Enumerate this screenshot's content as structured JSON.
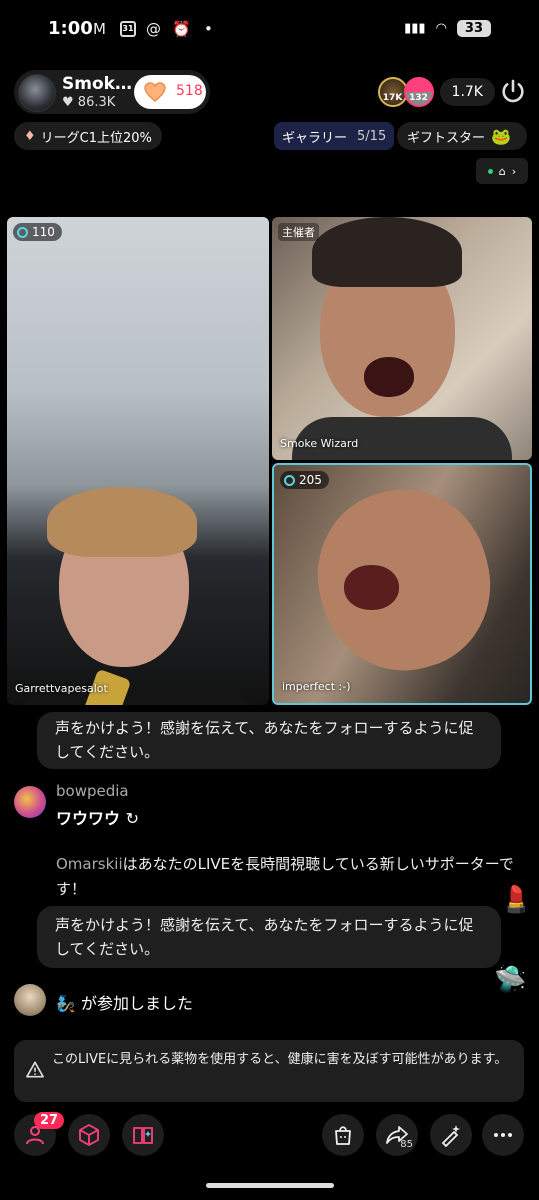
{
  "status_bar": {
    "time": "1:00",
    "battery": "33",
    "calendar": "31"
  },
  "host": {
    "name": "Smok…",
    "likes": "86.3K",
    "follow_count": "518"
  },
  "viewers": {
    "avatar1_level": "17K",
    "avatar2_level": "132",
    "count": "1.7K"
  },
  "league": "リーグC1上位20%",
  "gallery": {
    "label": "ギャラリー",
    "count": "5/15"
  },
  "gift_star": "ギフトスター",
  "tiles": {
    "main": {
      "badge": "110",
      "name": "Garrettvapesalot"
    },
    "host": {
      "tag": "主催者",
      "name": "Smoke Wizard"
    },
    "guest": {
      "badge": "205",
      "name": "imperfect :-)"
    }
  },
  "chat": {
    "bubble1": "声をかけよう！感謝を伝えて、あなたをフォローするように促してください。",
    "user1": "bowpedia",
    "msg1": "ワウワウ",
    "system_name": "Omarskii",
    "system_text": "はあなたのLIVEを長時間視聴している新しいサポーターです！",
    "bubble2": "声をかけよう！感謝を伝えて、あなたをフォローするように促してください。",
    "joined": "が参加しました"
  },
  "warning": "このLIVEに見られる薬物を使用すると、健康に害を及ぼす可能性があります。",
  "toolbar": {
    "guests_badge": "27",
    "share_count": "85"
  },
  "colors": {
    "accent": "#ff2b55",
    "guest_border": "#5fc8d8",
    "gallery_bg": "#1c2347"
  }
}
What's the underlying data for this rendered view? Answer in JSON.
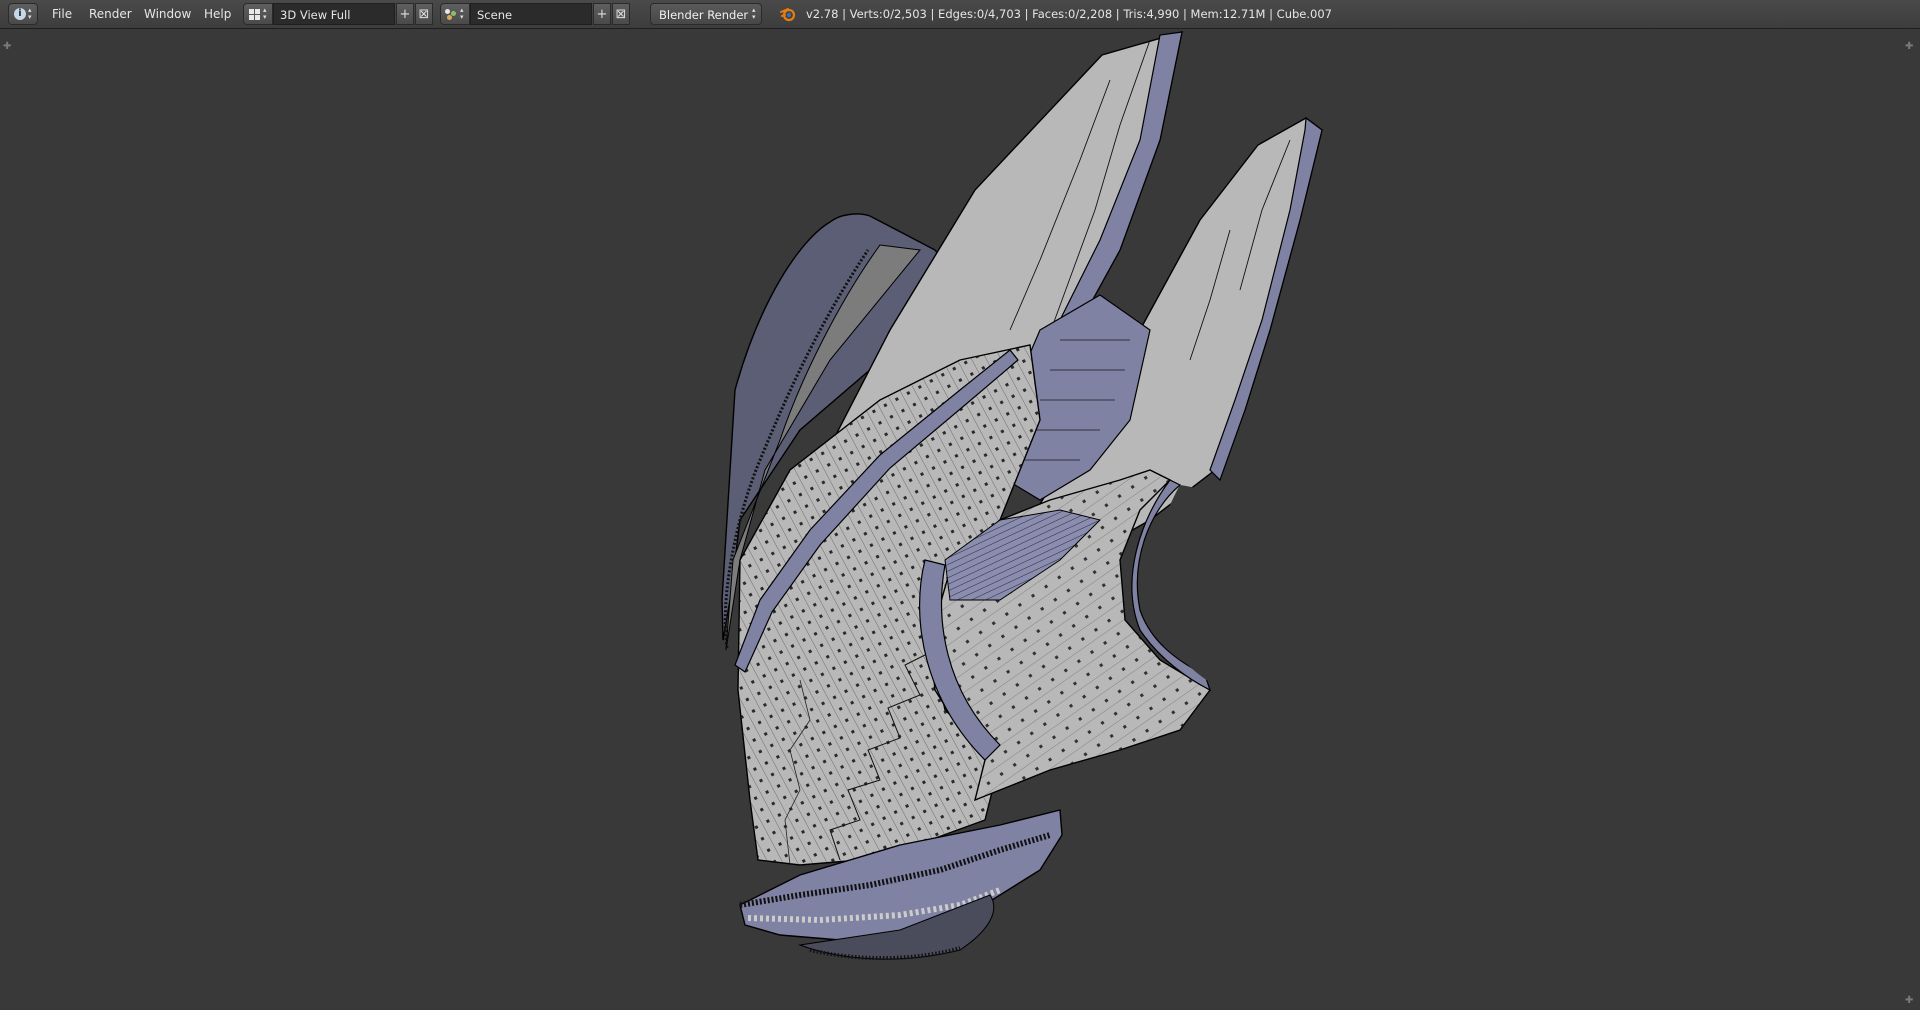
{
  "menu": [
    "File",
    "Render",
    "Window",
    "Help"
  ],
  "layout": {
    "name": "3D View Full"
  },
  "scene": {
    "name": "Scene"
  },
  "render_engine": "Blender Render",
  "info": {
    "stats": "v2.78 | Verts:0/2,503 | Edges:0/4,703 | Faces:0/2,208 | Tris:4,990 | Mem:12.71M | Cube.007"
  },
  "icons": {
    "editor_type": "info-icon",
    "layout": "screen-layout-icon",
    "scene": "scene-icon",
    "add": "plus-icon",
    "remove": "x-icon",
    "logo": "blender-logo-icon"
  },
  "colors": {
    "background": "#393939",
    "header": "#444444",
    "mesh_face": "#b4b4b4",
    "mesh_side": "#7f82a3",
    "wire": "#000000"
  }
}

_____

• _The problem_
Images in the data above are to be skipped. Retype all other material exactly.

• _Finished exercise_
Enumerate this screenshot's content as structured JSON.
{
  "status_bar": {
    "time": "1:00",
    "battery": "33",
    "calendar": "31"
  },
  "host": {
    "name": "Smok…",
    "likes": "86.3K",
    "follow_count": "518"
  },
  "viewers": {
    "avatar1_level": "17K",
    "avatar2_level": "132",
    "count": "1.7K"
  },
  "league": "リーグC1上位20%",
  "gallery": {
    "label": "ギャラリー",
    "count": "5/15"
  },
  "gift_star": "ギフトスター",
  "tiles": {
    "main": {
      "badge": "110",
      "name": "Garrettvapesalot"
    },
    "host": {
      "tag": "主催者",
      "name": "Smoke Wizard"
    },
    "guest": {
      "badge": "205",
      "name": "imperfect :-)"
    }
  },
  "chat": {
    "bubble1": "声をかけよう！感謝を伝えて、あなたをフォローするように促してください。",
    "user1": "bowpedia",
    "msg1": "ワウワウ",
    "system_name": "Omarskii",
    "system_text": "はあなたのLIVEを長時間視聴している新しいサポーターです！",
    "bubble2": "声をかけよう！感謝を伝えて、あなたをフォローするように促してください。",
    "joined": "が参加しました"
  },
  "warning": "このLIVEに見られる薬物を使用すると、健康に害を及ぼす可能性があります。",
  "toolbar": {
    "guests_badge": "27",
    "share_count": "85"
  },
  "colors": {
    "accent": "#ff2b55",
    "guest_border": "#5fc8d8",
    "gallery_bg": "#1c2347"
  }
}
What's the underlying data for this rendered view? Answer in JSON.
{
  "menu": [
    "File",
    "Render",
    "Window",
    "Help"
  ],
  "layout": {
    "name": "3D View Full"
  },
  "scene": {
    "name": "Scene"
  },
  "render_engine": "Blender Render",
  "info": {
    "stats": "v2.78 | Verts:0/2,503 | Edges:0/4,703 | Faces:0/2,208 | Tris:4,990 | Mem:12.71M | Cube.007"
  },
  "icons": {
    "editor_type": "info-icon",
    "layout": "screen-layout-icon",
    "scene": "scene-icon",
    "add": "plus-icon",
    "remove": "x-icon",
    "logo": "blender-logo-icon"
  },
  "colors": {
    "background": "#393939",
    "header": "#444444",
    "mesh_face": "#b4b4b4",
    "mesh_side": "#7f82a3",
    "wire": "#000000"
  }
}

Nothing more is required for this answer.